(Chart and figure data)
□ □ □ □
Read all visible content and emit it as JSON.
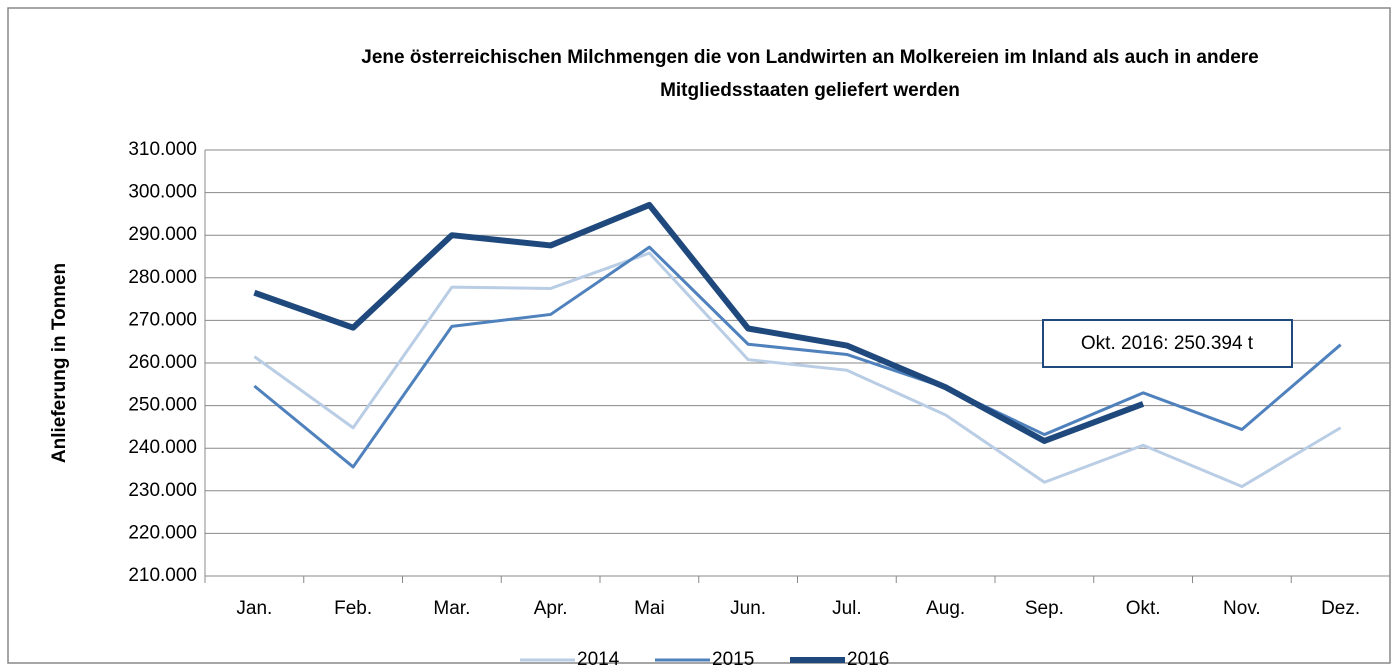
{
  "chart_data": {
    "type": "line",
    "title": [
      "Jene österreichischen Milchmengen die von Landwirten an Molkereien im Inland als auch in andere",
      "Mitgliedsstaaten geliefert werden"
    ],
    "y_label": "Anlieferung in Tonnen",
    "categories": [
      "Jan.",
      "Feb.",
      "Mar.",
      "Apr.",
      "Mai",
      "Jun.",
      "Jul.",
      "Aug.",
      "Sep.",
      "Okt.",
      "Nov.",
      "Dez."
    ],
    "series": [
      {
        "name": "2014",
        "color": "#b9cde5",
        "width": 3,
        "values": [
          261500,
          244800,
          277800,
          277500,
          285800,
          260800,
          258300,
          247800,
          232000,
          240700,
          231000,
          244800
        ]
      },
      {
        "name": "2015",
        "color": "#4f81bd",
        "width": 3,
        "values": [
          254600,
          235600,
          268600,
          271400,
          287200,
          264400,
          262000,
          254200,
          243200,
          253000,
          244400,
          264300
        ]
      },
      {
        "name": "2016",
        "color": "#1f497d",
        "width": 6,
        "values": [
          276500,
          268300,
          290000,
          287600,
          297100,
          268100,
          264100,
          254300,
          241700,
          250394,
          null,
          null
        ]
      }
    ],
    "ylim": [
      210000,
      310000
    ],
    "yticks": [
      {
        "value": 210000,
        "label": "210.000"
      },
      {
        "value": 220000,
        "label": "220.000"
      },
      {
        "value": 230000,
        "label": "230.000"
      },
      {
        "value": 240000,
        "label": "240.000"
      },
      {
        "value": 250000,
        "label": "250.000"
      },
      {
        "value": 260000,
        "label": "260.000"
      },
      {
        "value": 270000,
        "label": "270.000"
      },
      {
        "value": 280000,
        "label": "280.000"
      },
      {
        "value": 290000,
        "label": "290.000"
      },
      {
        "value": 300000,
        "label": "300.000"
      },
      {
        "value": 310000,
        "label": "310.000"
      }
    ],
    "grid": true,
    "annotation": "Okt. 2016: 250.394 t"
  }
}
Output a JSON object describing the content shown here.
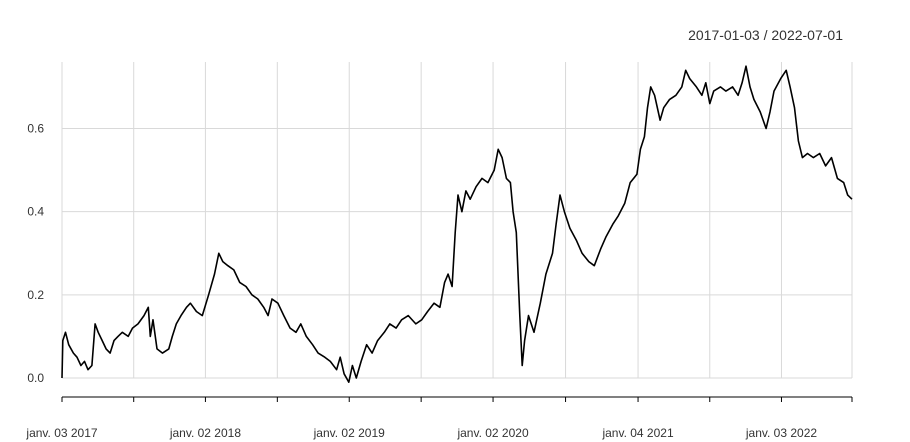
□ □ □ □
* STATED PROBLEM *
Go through the records and gather the lines that hold "color".

* WORKED ANSWER *
        "color": "#b9cde5",
        "color": "#4f81bd",
        "color": "#1f497d",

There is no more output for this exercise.